**WHAT IS NEEDED**
Can all of these lines be returned exactly?

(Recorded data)
◇ ◇ ◇ ◇ ◇ ◇ ◇

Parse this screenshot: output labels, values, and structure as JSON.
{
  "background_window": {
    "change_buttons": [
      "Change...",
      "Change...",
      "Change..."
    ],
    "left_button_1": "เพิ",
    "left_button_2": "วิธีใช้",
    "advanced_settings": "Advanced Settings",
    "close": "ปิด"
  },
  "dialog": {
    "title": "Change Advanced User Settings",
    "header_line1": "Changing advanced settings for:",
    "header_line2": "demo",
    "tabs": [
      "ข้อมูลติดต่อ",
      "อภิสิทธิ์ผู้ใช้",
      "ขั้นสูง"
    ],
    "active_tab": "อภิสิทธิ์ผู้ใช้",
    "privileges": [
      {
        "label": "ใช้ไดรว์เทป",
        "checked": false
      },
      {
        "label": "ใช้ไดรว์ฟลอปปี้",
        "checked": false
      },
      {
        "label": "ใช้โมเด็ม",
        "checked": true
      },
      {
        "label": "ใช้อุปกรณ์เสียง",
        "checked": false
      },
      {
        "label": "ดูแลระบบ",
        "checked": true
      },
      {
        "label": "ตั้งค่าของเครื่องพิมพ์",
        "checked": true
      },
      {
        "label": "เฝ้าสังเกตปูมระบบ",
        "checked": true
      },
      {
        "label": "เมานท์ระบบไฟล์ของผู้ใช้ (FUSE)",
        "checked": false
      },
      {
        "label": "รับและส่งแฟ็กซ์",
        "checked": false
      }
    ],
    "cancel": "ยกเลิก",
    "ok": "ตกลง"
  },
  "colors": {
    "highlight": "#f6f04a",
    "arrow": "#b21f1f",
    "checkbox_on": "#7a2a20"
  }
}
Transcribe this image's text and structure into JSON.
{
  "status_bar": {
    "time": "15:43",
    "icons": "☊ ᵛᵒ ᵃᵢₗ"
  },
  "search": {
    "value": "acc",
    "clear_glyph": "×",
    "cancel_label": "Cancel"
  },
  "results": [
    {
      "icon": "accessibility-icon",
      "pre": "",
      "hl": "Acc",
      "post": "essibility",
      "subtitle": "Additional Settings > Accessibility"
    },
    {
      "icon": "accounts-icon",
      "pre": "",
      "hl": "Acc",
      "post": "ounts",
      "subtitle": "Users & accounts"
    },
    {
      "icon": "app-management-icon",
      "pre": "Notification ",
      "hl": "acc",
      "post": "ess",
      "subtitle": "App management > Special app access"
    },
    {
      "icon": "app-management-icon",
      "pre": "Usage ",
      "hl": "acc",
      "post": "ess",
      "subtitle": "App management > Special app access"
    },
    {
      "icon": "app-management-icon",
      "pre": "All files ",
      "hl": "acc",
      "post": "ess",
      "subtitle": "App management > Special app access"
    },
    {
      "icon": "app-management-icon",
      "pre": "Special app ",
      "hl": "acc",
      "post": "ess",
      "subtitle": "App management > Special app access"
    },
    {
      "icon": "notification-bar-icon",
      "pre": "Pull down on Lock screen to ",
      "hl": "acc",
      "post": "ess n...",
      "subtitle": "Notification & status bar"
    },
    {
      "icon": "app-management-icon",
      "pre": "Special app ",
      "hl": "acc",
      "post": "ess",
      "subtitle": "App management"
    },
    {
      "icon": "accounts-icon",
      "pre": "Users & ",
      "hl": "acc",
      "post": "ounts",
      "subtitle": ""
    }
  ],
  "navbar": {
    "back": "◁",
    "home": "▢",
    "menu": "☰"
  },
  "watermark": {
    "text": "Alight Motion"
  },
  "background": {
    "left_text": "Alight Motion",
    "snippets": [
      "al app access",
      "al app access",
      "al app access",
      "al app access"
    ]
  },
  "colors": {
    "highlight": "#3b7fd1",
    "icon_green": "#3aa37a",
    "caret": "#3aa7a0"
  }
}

◇ ◇ ◇ ◇ ◇ ◇ ◇

**FINAL ANSWER**
Parse this screenshot: output labels, values, and structure as JSON.
{
  "background_window": {
    "change_buttons": [
      "Change...",
      "Change...",
      "Change..."
    ],
    "left_button_1": "เพิ",
    "left_button_2": "วิธีใช้",
    "advanced_settings": "Advanced Settings",
    "close": "ปิด"
  },
  "dialog": {
    "title": "Change Advanced User Settings",
    "header_line1": "Changing advanced settings for:",
    "header_line2": "demo",
    "tabs": [
      "ข้อมูลติดต่อ",
      "อภิสิทธิ์ผู้ใช้",
      "ขั้นสูง"
    ],
    "active_tab": "อภิสิทธิ์ผู้ใช้",
    "privileges": [
      {
        "label": "ใช้ไดรว์เทป",
        "checked": false
      },
      {
        "label": "ใช้ไดรว์ฟลอปปี้",
        "checked": false
      },
      {
        "label": "ใช้โมเด็ม",
        "checked": true
      },
      {
        "label": "ใช้อุปกรณ์เสียง",
        "checked": false
      },
      {
        "label": "ดูแลระบบ",
        "checked": true
      },
      {
        "label": "ตั้งค่าของเครื่องพิมพ์",
        "checked": true
      },
      {
        "label": "เฝ้าสังเกตปูมระบบ",
        "checked": true
      },
      {
        "label": "เมานท์ระบบไฟล์ของผู้ใช้ (FUSE)",
        "checked": false
      },
      {
        "label": "รับและส่งแฟ็กซ์",
        "checked": false
      }
    ],
    "cancel": "ยกเลิก",
    "ok": "ตกลง"
  },
  "colors": {
    "highlight": "#f6f04a",
    "arrow": "#b21f1f",
    "checkbox_on": "#7a2a20"
  }
}
Transcribe this image's text and structure into JSON.
{
  "status_bar": {
    "time": "15:43",
    "icons": "☊ ᵛᵒ ᵃᵢₗ"
  },
  "search": {
    "value": "acc",
    "clear_glyph": "×",
    "cancel_label": "Cancel"
  },
  "results": [
    {
      "icon": "accessibility-icon",
      "pre": "",
      "hl": "Acc",
      "post": "essibility",
      "subtitle": "Additional Settings > Accessibility"
    },
    {
      "icon": "accounts-icon",
      "pre": "",
      "hl": "Acc",
      "post": "ounts",
      "subtitle": "Users & accounts"
    },
    {
      "icon": "app-management-icon",
      "pre": "Notification ",
      "hl": "acc",
      "post": "ess",
      "subtitle": "App management > Special app access"
    },
    {
      "icon": "app-management-icon",
      "pre": "Usage ",
      "hl": "acc",
      "post": "ess",
      "subtitle": "App management > Special app access"
    },
    {
      "icon": "app-management-icon",
      "pre": "All files ",
      "hl": "acc",
      "post": "ess",
      "subtitle": "App management > Special app access"
    },
    {
      "icon": "app-management-icon",
      "pre": "Special app ",
      "hl": "acc",
      "post": "ess",
      "subtitle": "App management > Special app access"
    },
    {
      "icon": "notification-bar-icon",
      "pre": "Pull down on Lock screen to ",
      "hl": "acc",
      "post": "ess n...",
      "subtitle": "Notification & status bar"
    },
    {
      "icon": "app-management-icon",
      "pre": "Special app ",
      "hl": "acc",
      "post": "ess",
      "subtitle": "App management"
    },
    {
      "icon": "accounts-icon",
      "pre": "Users & ",
      "hl": "acc",
      "post": "ounts",
      "subtitle": ""
    }
  ],
  "navbar": {
    "back": "◁",
    "home": "▢",
    "menu": "☰"
  },
  "watermark": {
    "text": "Alight Motion"
  },
  "background": {
    "left_text": "Alight Motion",
    "snippets": [
      "al app access",
      "al app access",
      "al app access",
      "al app access"
    ]
  },
  "colors": {
    "highlight": "#3b7fd1",
    "icon_green": "#3aa37a",
    "caret": "#3aa7a0"
  }
}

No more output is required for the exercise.